SELECTED EXCERPT:
□ □ □ □ □

"Reading Microsoft word documents (word count)"

SergeMerz
SergeMerz New Altair Community Member
edited November 5 in Community Q&A
Hi,
  I did some searching on this topic and found almost nothing on reading DOC and DOCX documents with 'Read Document' step. Is this possible without converting MS word document to a supported format (e.g. CSV,PDF, RTF, HTML)? I have 1000's of word documents so I would like to read them without pre-processing.

Regards,
Serge

Answers

  • Marco_Boeck
    Marco_Boeck New Altair Community Member
    Hi,

    I'm afraid that is currently not possible.

    Regards,
    Marco
  • johan_CG
    johan_CG New Altair Community Member
    Hi

    I have the same problem.
    Currently I use a bash script to convert DOC and DOCX but I would like to avoid this pre-processing step.

□ □ □ □ □

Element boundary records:

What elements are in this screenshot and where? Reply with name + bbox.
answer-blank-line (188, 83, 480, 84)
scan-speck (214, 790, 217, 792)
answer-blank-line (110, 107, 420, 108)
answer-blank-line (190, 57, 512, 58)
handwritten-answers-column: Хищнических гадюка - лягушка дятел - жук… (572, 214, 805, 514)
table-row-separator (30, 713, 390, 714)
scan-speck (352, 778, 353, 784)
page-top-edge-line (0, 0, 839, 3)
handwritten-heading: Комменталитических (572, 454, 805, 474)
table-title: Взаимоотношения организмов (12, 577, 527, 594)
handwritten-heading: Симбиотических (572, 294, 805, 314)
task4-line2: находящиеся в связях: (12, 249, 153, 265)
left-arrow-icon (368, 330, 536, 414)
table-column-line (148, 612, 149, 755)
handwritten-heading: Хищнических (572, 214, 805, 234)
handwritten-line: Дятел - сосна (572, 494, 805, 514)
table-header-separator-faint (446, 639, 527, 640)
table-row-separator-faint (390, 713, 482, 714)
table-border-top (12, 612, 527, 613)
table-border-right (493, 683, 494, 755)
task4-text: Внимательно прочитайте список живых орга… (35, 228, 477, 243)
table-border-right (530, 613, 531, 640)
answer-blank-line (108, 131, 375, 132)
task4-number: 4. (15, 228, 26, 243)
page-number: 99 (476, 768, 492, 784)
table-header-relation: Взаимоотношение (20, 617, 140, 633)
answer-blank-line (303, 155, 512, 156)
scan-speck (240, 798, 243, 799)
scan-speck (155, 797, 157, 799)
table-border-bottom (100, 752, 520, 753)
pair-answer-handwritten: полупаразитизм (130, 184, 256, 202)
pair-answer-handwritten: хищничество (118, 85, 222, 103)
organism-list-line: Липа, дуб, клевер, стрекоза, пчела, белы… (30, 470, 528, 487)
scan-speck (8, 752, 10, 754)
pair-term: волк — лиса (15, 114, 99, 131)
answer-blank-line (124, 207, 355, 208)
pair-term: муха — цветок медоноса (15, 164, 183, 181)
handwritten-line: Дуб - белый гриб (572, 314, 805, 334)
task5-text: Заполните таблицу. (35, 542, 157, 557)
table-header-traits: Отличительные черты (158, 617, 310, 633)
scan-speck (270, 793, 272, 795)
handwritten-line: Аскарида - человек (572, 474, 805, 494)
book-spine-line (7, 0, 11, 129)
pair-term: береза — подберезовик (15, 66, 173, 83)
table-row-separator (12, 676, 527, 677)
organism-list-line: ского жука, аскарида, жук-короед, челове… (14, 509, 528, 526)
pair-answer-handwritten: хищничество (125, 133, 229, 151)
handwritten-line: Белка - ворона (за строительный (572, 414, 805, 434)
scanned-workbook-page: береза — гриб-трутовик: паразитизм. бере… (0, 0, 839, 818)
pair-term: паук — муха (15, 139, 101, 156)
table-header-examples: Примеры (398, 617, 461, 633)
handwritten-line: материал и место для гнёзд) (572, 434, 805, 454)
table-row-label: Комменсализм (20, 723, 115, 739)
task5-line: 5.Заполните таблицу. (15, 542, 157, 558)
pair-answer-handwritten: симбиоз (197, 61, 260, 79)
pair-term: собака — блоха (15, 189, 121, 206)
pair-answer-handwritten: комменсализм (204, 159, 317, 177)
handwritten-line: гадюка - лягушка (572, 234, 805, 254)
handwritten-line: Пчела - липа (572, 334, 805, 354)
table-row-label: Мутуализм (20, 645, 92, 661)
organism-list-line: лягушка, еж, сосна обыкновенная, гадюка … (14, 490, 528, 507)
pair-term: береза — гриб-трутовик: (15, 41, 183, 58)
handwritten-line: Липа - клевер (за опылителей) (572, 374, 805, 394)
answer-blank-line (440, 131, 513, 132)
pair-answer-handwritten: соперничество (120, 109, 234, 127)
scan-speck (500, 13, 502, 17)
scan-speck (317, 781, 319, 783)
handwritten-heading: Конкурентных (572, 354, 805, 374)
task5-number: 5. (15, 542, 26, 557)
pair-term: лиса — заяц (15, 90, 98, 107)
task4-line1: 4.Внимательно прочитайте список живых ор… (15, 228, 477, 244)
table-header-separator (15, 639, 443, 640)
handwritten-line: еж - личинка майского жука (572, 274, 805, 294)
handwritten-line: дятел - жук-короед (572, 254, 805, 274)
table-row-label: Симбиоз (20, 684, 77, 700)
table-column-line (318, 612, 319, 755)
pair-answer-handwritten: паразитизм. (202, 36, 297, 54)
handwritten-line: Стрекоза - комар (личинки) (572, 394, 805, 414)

□ □ □ □ □

TASKS:
• 1. Retype the forum thread on reading Word documents word for word, everything from "I'm afraid that" down to "the same problem.".
• 2. Extend the forum thread on reading Word documents, picking up right after its final post.

SOLVED TASKS:
• 1.
I'm afraid that is currently not possible.

    Regards,
    Marco
  • johan_CG
    johan_CG New Altair Community Member
    Hi

    I have the same problem.

• 2.
    Please let me know if you find something that can help.

    Regards
    Johan
  • MariusHelf
    MariusHelf New Altair Community Member
    Unfortunately RapidMiner is not capable of dealing with Word documents natively. You have to use a command line tool to extract the text, e.g. antiword: http://www-stud.rbi.informatik.uni-frankfurt.de/~markus/antiword/

    You can run the program from your RapidMiner process with the Execute Program operator.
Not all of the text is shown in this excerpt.